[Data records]

__________________________________________________

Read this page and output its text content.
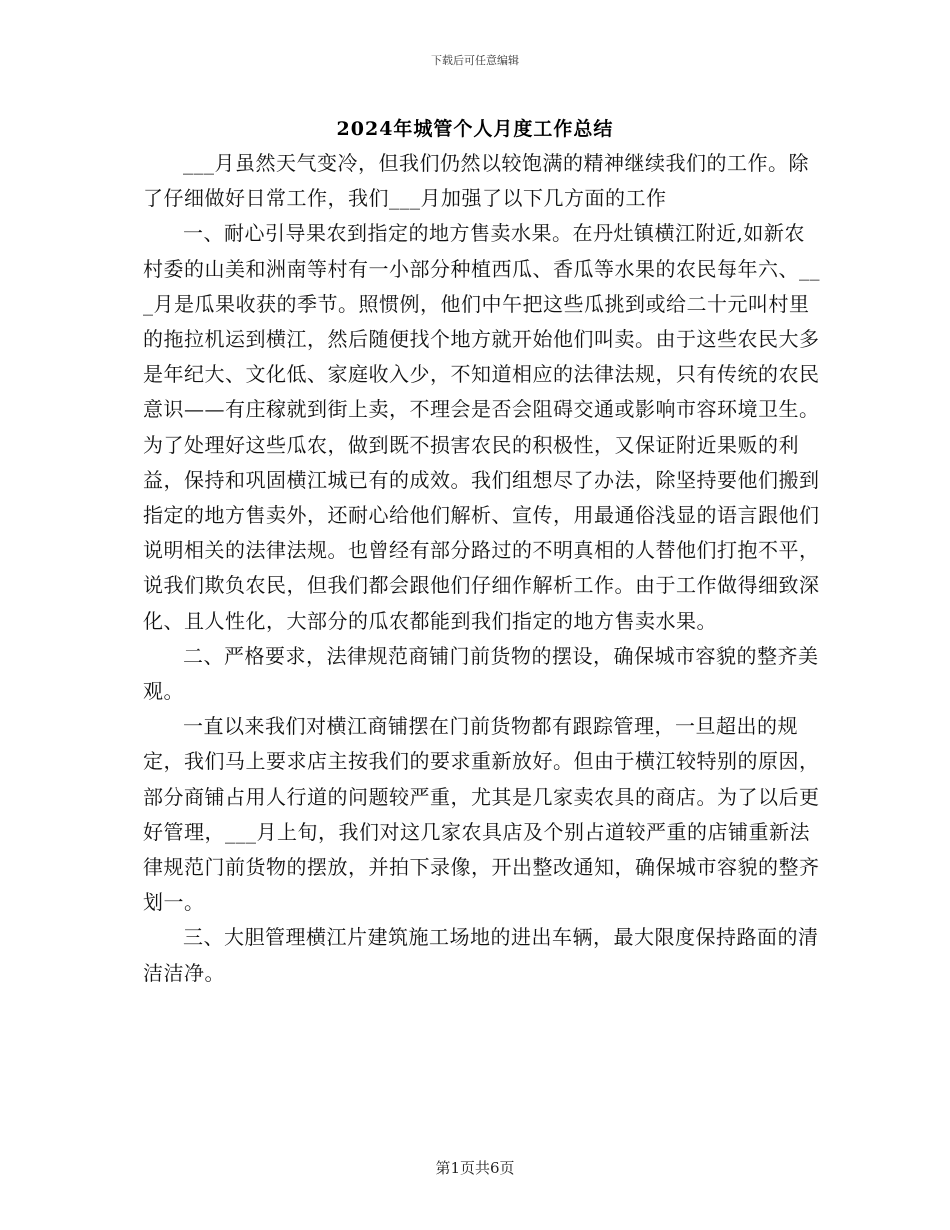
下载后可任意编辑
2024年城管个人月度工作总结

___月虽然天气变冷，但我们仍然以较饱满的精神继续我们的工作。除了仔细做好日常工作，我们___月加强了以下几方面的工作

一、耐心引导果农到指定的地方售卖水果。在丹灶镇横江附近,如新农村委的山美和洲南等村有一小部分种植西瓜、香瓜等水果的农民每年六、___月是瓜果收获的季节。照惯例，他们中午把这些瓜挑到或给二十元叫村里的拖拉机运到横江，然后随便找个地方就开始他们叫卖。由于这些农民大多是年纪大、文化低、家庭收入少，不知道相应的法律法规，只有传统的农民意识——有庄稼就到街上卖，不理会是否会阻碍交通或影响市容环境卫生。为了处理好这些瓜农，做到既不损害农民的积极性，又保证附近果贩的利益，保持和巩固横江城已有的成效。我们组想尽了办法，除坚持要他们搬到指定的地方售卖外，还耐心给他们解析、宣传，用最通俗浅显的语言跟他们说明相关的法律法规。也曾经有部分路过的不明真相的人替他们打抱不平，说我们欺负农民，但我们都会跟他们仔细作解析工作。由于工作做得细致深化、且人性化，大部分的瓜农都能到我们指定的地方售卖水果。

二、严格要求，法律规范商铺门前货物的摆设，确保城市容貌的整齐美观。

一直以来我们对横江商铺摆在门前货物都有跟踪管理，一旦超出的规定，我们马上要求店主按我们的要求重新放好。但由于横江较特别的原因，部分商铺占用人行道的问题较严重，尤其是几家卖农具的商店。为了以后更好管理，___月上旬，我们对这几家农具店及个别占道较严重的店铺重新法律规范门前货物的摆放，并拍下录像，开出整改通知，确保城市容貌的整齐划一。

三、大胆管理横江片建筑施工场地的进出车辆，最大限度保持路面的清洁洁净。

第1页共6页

__________________________________________________

-- Aim --
Write out the entries above verbatim; the pictures do not belong in your copy.

-- The result --
Read this page and output its text content.
下载后可任意编辑
2024年城管个人月度工作总结

___月虽然天气变冷，但我们仍然以较饱满的精神继续我们的工作。除了仔细做好日常工作，我们___月加强了以下几方面的工作

一、耐心引导果农到指定的地方售卖水果。在丹灶镇横江附近,如新农村委的山美和洲南等村有一小部分种植西瓜、香瓜等水果的农民每年六、___月是瓜果收获的季节。照惯例，他们中午把这些瓜挑到或给二十元叫村里的拖拉机运到横江，然后随便找个地方就开始他们叫卖。由于这些农民大多是年纪大、文化低、家庭收入少，不知道相应的法律法规，只有传统的农民意识——有庄稼就到街上卖，不理会是否会阻碍交通或影响市容环境卫生。为了处理好这些瓜农，做到既不损害农民的积极性，又保证附近果贩的利益，保持和巩固横江城已有的成效。我们组想尽了办法，除坚持要他们搬到指定的地方售卖外，还耐心给他们解析、宣传，用最通俗浅显的语言跟他们说明相关的法律法规。也曾经有部分路过的不明真相的人替他们打抱不平，说我们欺负农民，但我们都会跟他们仔细作解析工作。由于工作做得细致深化、且人性化，大部分的瓜农都能到我们指定的地方售卖水果。

二、严格要求，法律规范商铺门前货物的摆设，确保城市容貌的整齐美观。

一直以来我们对横江商铺摆在门前货物都有跟踪管理，一旦超出的规定，我们马上要求店主按我们的要求重新放好。但由于横江较特别的原因，部分商铺占用人行道的问题较严重，尤其是几家卖农具的商店。为了以后更好管理，___月上旬，我们对这几家农具店及个别占道较严重的店铺重新法律规范门前货物的摆放，并拍下录像，开出整改通知，确保城市容貌的整齐划一。

三、大胆管理横江片建筑施工场地的进出车辆，最大限度保持路面的清洁洁净。

第1页共6页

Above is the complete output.